* Challenge 1
In the forum thread about the outside stove area, what did the dealer say had been leaking?

* Text block
§ §

# Out Side Stove Area



## 4campers (Jun 6, 2007)

I need to know if anyone has had a problem or has still with there outside stove compartment. I keep getting water in there and then mold grows and it is rusting everything. I know it isn't water proof but I am just tired of water getting in there and I have to wipe it down with bleach. Could you tell me what you did if any thing, I did have it looked at (at least I told them about it) when I had it inspected but it is still there. What to do? please help with some ideas. The seal looks good yet but the water sits on the inside and also gets on the top of the compartment in little water droplets. nothing gets inside the TT, it all stays in the compartment. It's more of a nuisance then anything. Thanks advance.


----------



## Zymurgist (Apr 2, 2007)

4campers said:


> I need to know if anyone has had a problem or has still with there outside stove compartment. I keep getting water in there and then mold grows and it is rusting everything. I know it isn't water proof but I am just tired of water getting in there and I have to wipe it down with bleach. Could you tell me what you did if any thing, I did have it looked at (at least I told them about it) when I had it inspected but it is still there. What to do? please help with some ideas. The seal looks good yet but the water sits on the inside and also gets on the top of the compartment in little water droplets. nothing gets inside the TT, it all stays in the compartment. It's more of a nuisance then anything. Thanks advance.


Hi Neil,

We've had the same problem, the water seems to have been coming down the wall, I had checked the outdoor speakers above and they seemed to be caulked properly. This past spring we had the dealer look at it (again) and they said that there has been a problem with the latches leaking......... we'll see if it is fixed for sure this time.

The other thing that I'm being much more careful about is making sure everything is dry when we button up that compartment, including the hoses if we've used the outside sink.

§ §

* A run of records
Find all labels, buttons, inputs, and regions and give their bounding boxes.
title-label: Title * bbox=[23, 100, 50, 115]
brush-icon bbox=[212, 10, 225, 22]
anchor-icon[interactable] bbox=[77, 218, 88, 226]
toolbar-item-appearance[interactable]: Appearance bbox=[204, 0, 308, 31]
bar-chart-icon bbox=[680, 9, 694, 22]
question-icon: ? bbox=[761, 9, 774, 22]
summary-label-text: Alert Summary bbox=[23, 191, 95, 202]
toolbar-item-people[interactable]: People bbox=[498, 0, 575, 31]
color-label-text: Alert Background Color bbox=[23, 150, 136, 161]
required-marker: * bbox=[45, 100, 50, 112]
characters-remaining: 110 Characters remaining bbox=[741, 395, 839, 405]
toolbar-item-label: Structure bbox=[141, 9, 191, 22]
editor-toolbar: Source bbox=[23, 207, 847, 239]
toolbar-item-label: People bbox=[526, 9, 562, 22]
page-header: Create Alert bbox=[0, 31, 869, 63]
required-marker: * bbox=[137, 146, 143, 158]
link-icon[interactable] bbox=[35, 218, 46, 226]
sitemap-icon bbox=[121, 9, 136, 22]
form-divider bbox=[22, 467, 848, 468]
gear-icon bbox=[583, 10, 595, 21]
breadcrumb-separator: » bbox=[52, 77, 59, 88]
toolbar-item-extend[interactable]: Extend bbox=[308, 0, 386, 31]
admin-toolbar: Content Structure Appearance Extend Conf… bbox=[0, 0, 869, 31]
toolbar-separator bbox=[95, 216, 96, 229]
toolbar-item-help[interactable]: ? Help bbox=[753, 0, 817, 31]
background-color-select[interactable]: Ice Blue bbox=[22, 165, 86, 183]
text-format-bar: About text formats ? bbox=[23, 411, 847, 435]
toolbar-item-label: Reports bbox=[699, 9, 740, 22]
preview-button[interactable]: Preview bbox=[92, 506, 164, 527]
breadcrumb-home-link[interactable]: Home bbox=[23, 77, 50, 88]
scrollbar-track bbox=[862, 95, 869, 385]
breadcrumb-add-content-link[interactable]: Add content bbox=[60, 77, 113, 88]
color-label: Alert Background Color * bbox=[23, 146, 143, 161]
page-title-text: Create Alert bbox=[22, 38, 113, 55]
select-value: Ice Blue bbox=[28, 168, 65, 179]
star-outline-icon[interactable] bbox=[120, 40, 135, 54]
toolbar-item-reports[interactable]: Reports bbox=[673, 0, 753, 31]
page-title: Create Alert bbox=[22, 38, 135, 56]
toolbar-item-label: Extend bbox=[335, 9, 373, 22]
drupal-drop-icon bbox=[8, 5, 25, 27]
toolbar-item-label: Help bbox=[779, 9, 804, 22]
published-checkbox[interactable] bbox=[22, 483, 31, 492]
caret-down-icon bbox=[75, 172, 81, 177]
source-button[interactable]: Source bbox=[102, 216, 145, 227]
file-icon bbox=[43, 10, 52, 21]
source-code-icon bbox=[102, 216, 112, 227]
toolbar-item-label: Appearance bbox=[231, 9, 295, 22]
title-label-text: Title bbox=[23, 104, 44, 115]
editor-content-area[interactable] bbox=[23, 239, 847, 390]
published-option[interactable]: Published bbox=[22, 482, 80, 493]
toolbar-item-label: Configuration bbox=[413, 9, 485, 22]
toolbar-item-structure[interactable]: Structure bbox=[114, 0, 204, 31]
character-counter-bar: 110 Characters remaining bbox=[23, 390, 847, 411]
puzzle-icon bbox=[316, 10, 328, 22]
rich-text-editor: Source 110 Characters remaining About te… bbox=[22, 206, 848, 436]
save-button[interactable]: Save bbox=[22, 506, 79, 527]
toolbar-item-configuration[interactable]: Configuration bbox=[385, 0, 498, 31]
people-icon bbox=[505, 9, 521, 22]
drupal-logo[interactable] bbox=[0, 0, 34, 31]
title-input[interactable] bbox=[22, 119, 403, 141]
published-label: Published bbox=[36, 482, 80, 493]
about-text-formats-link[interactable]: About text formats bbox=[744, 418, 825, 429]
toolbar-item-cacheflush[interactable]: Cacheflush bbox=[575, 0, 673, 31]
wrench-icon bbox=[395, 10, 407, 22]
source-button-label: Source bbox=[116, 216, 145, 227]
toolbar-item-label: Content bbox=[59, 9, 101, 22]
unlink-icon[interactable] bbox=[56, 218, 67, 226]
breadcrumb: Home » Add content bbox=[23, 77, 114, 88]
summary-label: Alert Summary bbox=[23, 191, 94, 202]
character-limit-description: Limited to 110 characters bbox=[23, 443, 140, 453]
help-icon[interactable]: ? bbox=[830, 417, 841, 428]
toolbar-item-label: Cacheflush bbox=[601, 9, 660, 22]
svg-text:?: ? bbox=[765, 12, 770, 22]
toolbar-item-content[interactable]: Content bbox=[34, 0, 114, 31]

§ §

* Challenge 2
Copy the rows word for word, from the first row through the line with "toolbar-item-help[interactable]: ? Help", including both ends.

* Written response 1
The latches.

* Written response 2
Find all labels, buttons, inputs, and regions and give their bounding boxes.
title-label: Title * bbox=[23, 100, 50, 115]
brush-icon bbox=[212, 10, 225, 22]
anchor-icon[interactable] bbox=[77, 218, 88, 226]
toolbar-item-appearance[interactable]: Appearance bbox=[204, 0, 308, 31]
bar-chart-icon bbox=[680, 9, 694, 22]
question-icon: ? bbox=[761, 9, 774, 22]
summary-label-text: Alert Summary bbox=[23, 191, 95, 202]
toolbar-item-people[interactable]: People bbox=[498, 0, 575, 31]
color-label-text: Alert Background Color bbox=[23, 150, 136, 161]
required-marker: * bbox=[45, 100, 50, 112]
characters-remaining: 110 Characters remaining bbox=[741, 395, 839, 405]
toolbar-item-label: Structure bbox=[141, 9, 191, 22]
editor-toolbar: Source bbox=[23, 207, 847, 239]
toolbar-item-label: People bbox=[526, 9, 562, 22]
page-header: Create Alert bbox=[0, 31, 869, 63]
required-marker: * bbox=[137, 146, 143, 158]
link-icon[interactable] bbox=[35, 218, 46, 226]
sitemap-icon bbox=[121, 9, 136, 22]
form-divider bbox=[22, 467, 848, 468]
gear-icon bbox=[583, 10, 595, 21]
breadcrumb-separator: » bbox=[52, 77, 59, 88]
toolbar-item-extend[interactable]: Extend bbox=[308, 0, 386, 31]
admin-toolbar: Content Structure Appearance Extend Conf… bbox=[0, 0, 869, 31]
toolbar-separator bbox=[95, 216, 96, 229]
toolbar-item-help[interactable]: ? Help bbox=[753, 0, 817, 31]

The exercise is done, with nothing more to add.